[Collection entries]
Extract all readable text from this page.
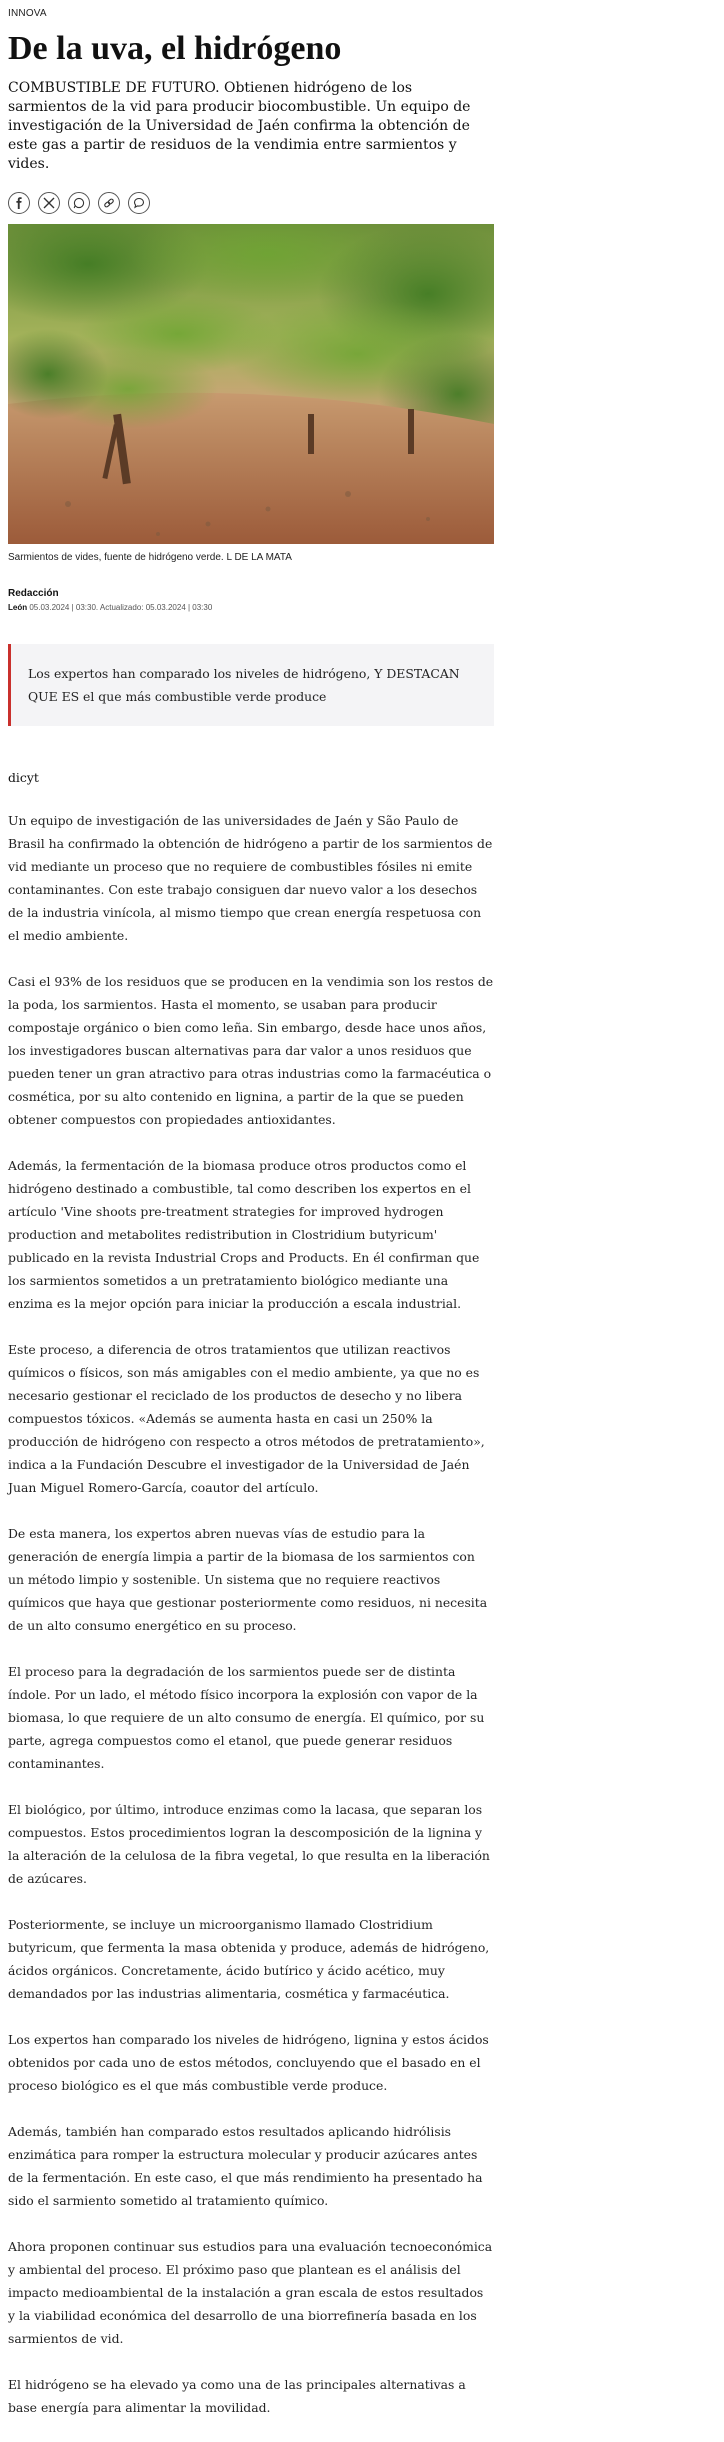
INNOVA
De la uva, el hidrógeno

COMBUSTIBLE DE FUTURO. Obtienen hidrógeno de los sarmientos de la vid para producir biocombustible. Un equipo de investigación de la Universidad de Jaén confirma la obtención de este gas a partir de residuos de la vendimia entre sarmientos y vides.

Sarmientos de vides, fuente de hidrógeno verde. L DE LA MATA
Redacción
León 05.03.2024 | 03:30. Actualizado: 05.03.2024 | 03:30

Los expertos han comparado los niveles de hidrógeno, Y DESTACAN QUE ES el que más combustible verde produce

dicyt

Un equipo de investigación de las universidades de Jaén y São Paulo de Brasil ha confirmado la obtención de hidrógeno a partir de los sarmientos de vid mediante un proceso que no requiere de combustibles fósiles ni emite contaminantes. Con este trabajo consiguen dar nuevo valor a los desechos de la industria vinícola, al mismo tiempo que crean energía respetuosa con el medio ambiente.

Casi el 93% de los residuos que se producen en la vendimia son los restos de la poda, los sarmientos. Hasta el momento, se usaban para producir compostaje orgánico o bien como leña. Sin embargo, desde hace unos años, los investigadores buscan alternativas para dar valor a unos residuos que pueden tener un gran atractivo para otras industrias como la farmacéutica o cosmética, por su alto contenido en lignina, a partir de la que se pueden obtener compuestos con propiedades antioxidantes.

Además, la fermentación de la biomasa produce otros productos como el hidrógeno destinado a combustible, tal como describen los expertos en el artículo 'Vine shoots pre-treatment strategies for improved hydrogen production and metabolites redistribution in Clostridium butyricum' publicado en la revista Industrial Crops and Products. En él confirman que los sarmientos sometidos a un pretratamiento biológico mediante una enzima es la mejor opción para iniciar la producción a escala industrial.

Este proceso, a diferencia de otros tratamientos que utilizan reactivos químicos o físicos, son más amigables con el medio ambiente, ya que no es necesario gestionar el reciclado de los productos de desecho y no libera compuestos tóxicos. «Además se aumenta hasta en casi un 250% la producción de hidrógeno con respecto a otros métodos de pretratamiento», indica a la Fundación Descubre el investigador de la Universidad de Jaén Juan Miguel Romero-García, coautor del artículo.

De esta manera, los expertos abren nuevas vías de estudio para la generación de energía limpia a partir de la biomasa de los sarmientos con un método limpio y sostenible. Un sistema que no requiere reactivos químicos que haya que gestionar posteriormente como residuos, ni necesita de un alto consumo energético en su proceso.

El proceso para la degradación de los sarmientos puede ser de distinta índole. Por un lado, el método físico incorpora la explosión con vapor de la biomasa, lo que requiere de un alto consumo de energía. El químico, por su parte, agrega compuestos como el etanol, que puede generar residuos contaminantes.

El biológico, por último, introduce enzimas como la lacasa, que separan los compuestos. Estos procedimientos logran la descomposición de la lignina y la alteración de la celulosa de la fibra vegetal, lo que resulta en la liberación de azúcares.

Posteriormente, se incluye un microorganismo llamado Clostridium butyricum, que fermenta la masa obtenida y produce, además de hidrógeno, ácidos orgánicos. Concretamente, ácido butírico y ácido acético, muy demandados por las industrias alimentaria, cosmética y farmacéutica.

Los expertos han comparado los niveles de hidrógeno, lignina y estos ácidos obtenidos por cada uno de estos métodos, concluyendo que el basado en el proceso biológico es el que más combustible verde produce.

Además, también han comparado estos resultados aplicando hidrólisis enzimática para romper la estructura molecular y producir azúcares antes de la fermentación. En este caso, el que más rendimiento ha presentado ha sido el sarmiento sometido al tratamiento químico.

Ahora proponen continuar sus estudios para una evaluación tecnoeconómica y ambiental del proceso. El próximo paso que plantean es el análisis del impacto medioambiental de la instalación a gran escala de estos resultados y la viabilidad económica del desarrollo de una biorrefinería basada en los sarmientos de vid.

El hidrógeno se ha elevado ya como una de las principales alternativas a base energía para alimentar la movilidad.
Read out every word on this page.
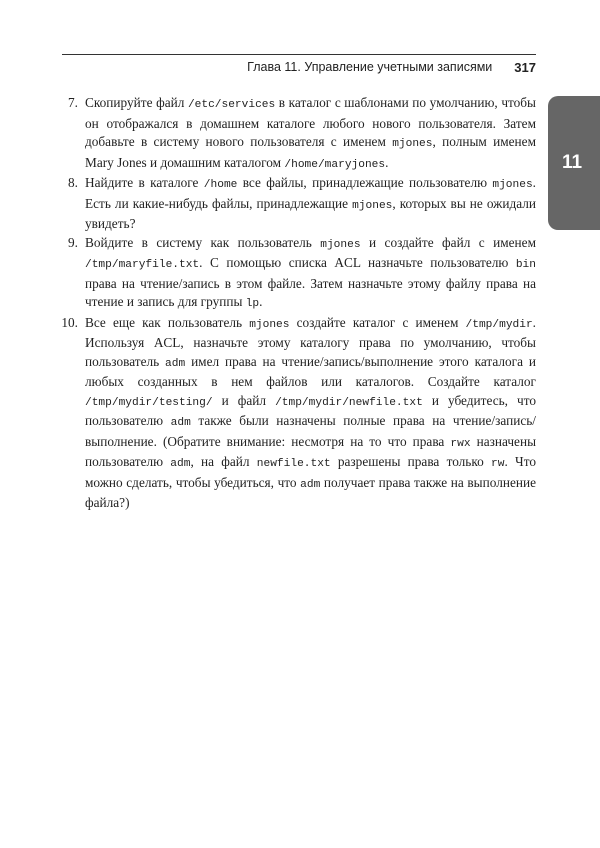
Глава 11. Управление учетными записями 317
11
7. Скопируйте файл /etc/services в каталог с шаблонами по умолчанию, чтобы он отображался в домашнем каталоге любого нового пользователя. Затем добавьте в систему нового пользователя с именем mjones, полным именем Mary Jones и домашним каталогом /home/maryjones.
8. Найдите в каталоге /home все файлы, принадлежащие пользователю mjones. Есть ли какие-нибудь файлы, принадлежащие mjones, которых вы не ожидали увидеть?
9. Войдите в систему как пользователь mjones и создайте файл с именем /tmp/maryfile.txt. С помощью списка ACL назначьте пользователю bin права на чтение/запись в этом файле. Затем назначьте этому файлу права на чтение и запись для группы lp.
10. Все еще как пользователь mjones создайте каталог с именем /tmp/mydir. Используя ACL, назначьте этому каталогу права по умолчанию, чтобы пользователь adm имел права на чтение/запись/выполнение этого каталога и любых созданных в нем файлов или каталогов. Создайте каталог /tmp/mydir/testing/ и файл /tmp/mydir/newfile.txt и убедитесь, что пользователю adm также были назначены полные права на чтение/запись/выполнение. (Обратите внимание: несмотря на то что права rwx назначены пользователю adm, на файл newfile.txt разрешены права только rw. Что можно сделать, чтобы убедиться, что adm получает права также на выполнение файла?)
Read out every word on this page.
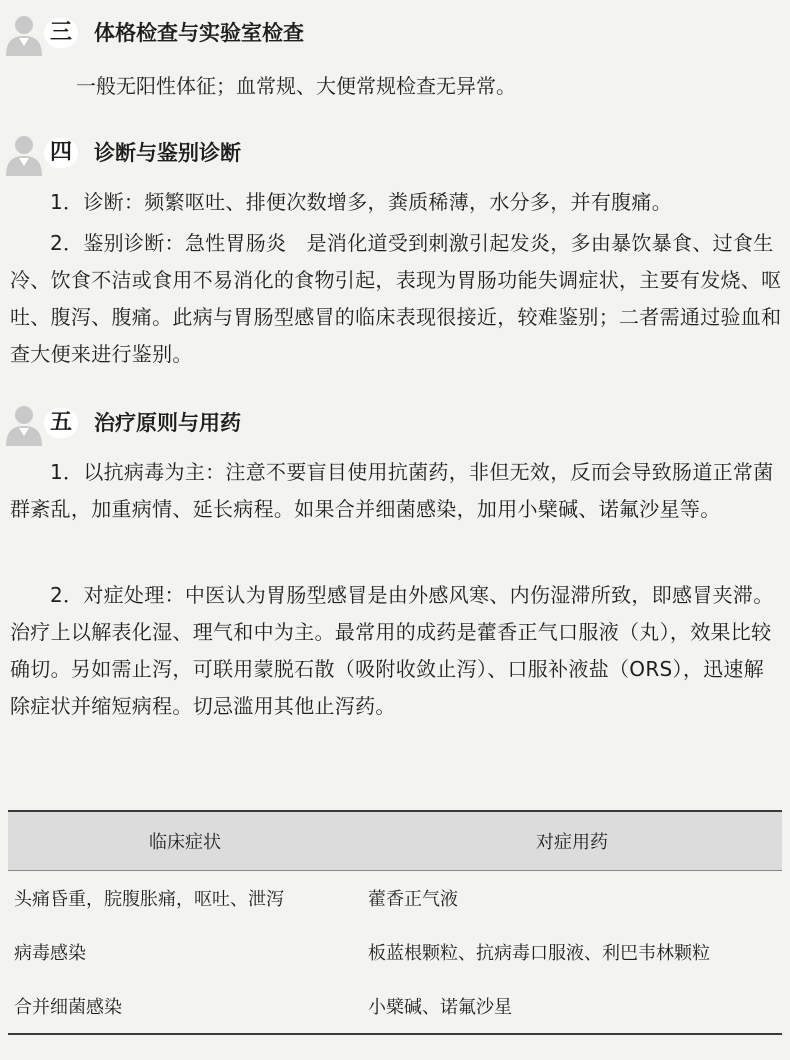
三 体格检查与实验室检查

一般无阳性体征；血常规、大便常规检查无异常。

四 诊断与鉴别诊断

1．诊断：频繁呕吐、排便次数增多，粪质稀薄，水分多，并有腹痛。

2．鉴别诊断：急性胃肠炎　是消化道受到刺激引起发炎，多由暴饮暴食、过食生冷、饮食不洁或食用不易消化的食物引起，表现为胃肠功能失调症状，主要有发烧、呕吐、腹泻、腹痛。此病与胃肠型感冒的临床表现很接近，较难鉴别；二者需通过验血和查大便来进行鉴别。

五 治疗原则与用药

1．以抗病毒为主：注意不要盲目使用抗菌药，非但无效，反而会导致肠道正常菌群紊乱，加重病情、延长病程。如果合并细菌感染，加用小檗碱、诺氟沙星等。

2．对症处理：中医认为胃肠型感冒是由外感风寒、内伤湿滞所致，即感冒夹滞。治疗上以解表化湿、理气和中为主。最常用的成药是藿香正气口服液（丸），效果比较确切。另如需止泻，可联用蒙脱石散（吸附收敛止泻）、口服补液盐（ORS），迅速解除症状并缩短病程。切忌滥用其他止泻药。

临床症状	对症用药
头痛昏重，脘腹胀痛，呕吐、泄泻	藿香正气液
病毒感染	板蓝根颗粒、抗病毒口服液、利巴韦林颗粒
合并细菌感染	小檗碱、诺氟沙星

__Task directions__.
Print the entries above exactly, taking out only the pictures.

__Answer to this exercise__.
Extract all readable text from this page.
INNOVA
De la uva, el hidrógeno

COMBUSTIBLE DE FUTURO. Obtienen hidrógeno de los sarmientos de la vid para producir biocombustible. Un equipo de investigación de la Universidad de Jaén confirma la obtención de este gas a partir de residuos de la vendimia entre sarmientos y vides.

Sarmientos de vides, fuente de hidrógeno verde. L DE LA MATA
Redacción
León 05.03.2024 | 03:30. Actualizado: 05.03.2024 | 03:30

Los expertos han comparado los niveles de hidrógeno, Y DESTACAN QUE ES el que más combustible verde produce

dicyt

Un equipo de investigación de las universidades de Jaén y São Paulo de Brasil ha confirmado la obtención de hidrógeno a partir de los sarmientos de vid mediante un proceso que no requiere de combustibles fósiles ni emite contaminantes. Con este trabajo consiguen dar nuevo valor a los desechos de la industria vinícola, al mismo tiempo que crean energía respetuosa con el medio ambiente.

Casi el 93% de los residuos que se producen en la vendimia son los restos de la poda, los sarmientos. Hasta el momento, se usaban para producir compostaje orgánico o bien como leña. Sin embargo, desde hace unos años, los investigadores buscan alternativas para dar valor a unos residuos que pueden tener un gran atractivo para otras industrias como la farmacéutica o cosmética, por su alto contenido en lignina, a partir de la que se pueden obtener compuestos con propiedades antioxidantes.

Además, la fermentación de la biomasa produce otros productos como el hidrógeno destinado a combustible, tal como describen los expertos en el artículo 'Vine shoots pre-treatment strategies for improved hydrogen production and metabolites redistribution in Clostridium butyricum' publicado en la revista Industrial Crops and Products. En él confirman que los sarmientos sometidos a un pretratamiento biológico mediante una enzima es la mejor opción para iniciar la producción a escala industrial.

Este proceso, a diferencia de otros tratamientos que utilizan reactivos químicos o físicos, son más amigables con el medio ambiente, ya que no es necesario gestionar el reciclado de los productos de desecho y no libera compuestos tóxicos. «Además se aumenta hasta en casi un 250% la producción de hidrógeno con respecto a otros métodos de pretratamiento», indica a la Fundación Descubre el investigador de la Universidad de Jaén Juan Miguel Romero-García, coautor del artículo.

De esta manera, los expertos abren nuevas vías de estudio para la generación de energía limpia a partir de la biomasa de los sarmientos con un método limpio y sostenible. Un sistema que no requiere reactivos químicos que haya que gestionar posteriormente como residuos, ni necesita de un alto consumo energético en su proceso.

El proceso para la degradación de los sarmientos puede ser de distinta índole. Por un lado, el método físico incorpora la explosión con vapor de la biomasa, lo que requiere de un alto consumo de energía. El químico, por su parte, agrega compuestos como el etanol, que puede generar residuos contaminantes.

El biológico, por último, introduce enzimas como la lacasa, que separan los compuestos. Estos procedimientos logran la descomposición de la lignina y la alteración de la celulosa de la fibra vegetal, lo que resulta en la liberación de azúcares.

Posteriormente, se incluye un microorganismo llamado Clostridium butyricum, que fermenta la masa obtenida y produce, además de hidrógeno, ácidos orgánicos. Concretamente, ácido butírico y ácido acético, muy demandados por las industrias alimentaria, cosmética y farmacéutica.

Los expertos han comparado los niveles de hidrógeno, lignina y estos ácidos obtenidos por cada uno de estos métodos, concluyendo que el basado en el proceso biológico es el que más combustible verde produce.

Además, también han comparado estos resultados aplicando hidrólisis enzimática para romper la estructura molecular y producir azúcares antes de la fermentación. En este caso, el que más rendimiento ha presentado ha sido el sarmiento sometido al tratamiento químico.

Ahora proponen continuar sus estudios para una evaluación tecnoeconómica y ambiental del proceso. El próximo paso que plantean es el análisis del impacto medioambiental de la instalación a gran escala de estos resultados y la viabilidad económica del desarrollo de una biorrefinería basada en los sarmientos de vid.

El hidrógeno se ha elevado ya como una de las principales alternativas a base energía para alimentar la movilidad.
Read out every word on this page.
Глава 11. Управление учетными записями 317
11
7. Скопируйте файл /etc/services в каталог с шаблонами по умолчанию, чтобы он отображался в домашнем каталоге любого нового пользователя. Затем добавьте в систему нового пользователя с именем mjones, полным именем Mary Jones и домашним каталогом /home/maryjones.
8. Найдите в каталоге /home все файлы, принадлежащие пользователю mjones. Есть ли какие-нибудь файлы, принадлежащие mjones, которых вы не ожидали увидеть?
9. Войдите в систему как пользователь mjones и создайте файл с именем /tmp/maryfile.txt. С помощью списка ACL назначьте пользователю bin права на чтение/запись в этом файле. Затем назначьте этому файлу права на чтение и запись для группы lp.
10. Все еще как пользователь mjones создайте каталог с именем /tmp/mydir. Используя ACL, назначьте этому каталогу права по умолчанию, чтобы пользователь adm имел права на чтение/запись/выполнение этого каталога и любых созданных в нем файлов или каталогов. Создайте каталог /tmp/mydir/testing/ и файл /tmp/mydir/newfile.txt и убедитесь, что пользователю adm также были назначены полные права на чтение/запись/выполнение. (Обратите внимание: несмотря на то что права rwx назначены пользователю adm, на файл newfile.txt разрешены права только rw. Что можно сделать, чтобы убедиться, что adm получает права также на выполнение файла?)
Read out every word on this page.
三 体格检查与实验室检查

一般无阳性体征；血常规、大便常规检查无异常。

四 诊断与鉴别诊断

1．诊断：频繁呕吐、排便次数增多，粪质稀薄，水分多，并有腹痛。

2．鉴别诊断：急性胃肠炎　是消化道受到刺激引起发炎，多由暴饮暴食、过食生冷、饮食不洁或食用不易消化的食物引起，表现为胃肠功能失调症状，主要有发烧、呕吐、腹泻、腹痛。此病与胃肠型感冒的临床表现很接近，较难鉴别；二者需通过验血和查大便来进行鉴别。

五 治疗原则与用药

1．以抗病毒为主：注意不要盲目使用抗菌药，非但无效，反而会导致肠道正常菌群紊乱，加重病情、延长病程。如果合并细菌感染，加用小檗碱、诺氟沙星等。

2．对症处理：中医认为胃肠型感冒是由外感风寒、内伤湿滞所致，即感冒夹滞。治疗上以解表化湿、理气和中为主。最常用的成药是藿香正气口服液（丸），效果比较确切。另如需止泻，可联用蒙脱石散（吸附收敛止泻）、口服补液盐（ORS），迅速解除症状并缩短病程。切忌滥用其他止泻药。

临床症状	对症用药
头痛昏重，脘腹胀痛，呕吐、泄泻	藿香正气液
病毒感染	板蓝根颗粒、抗病毒口服液、利巴韦林颗粒
合并细菌感染	小檗碱、诺氟沙星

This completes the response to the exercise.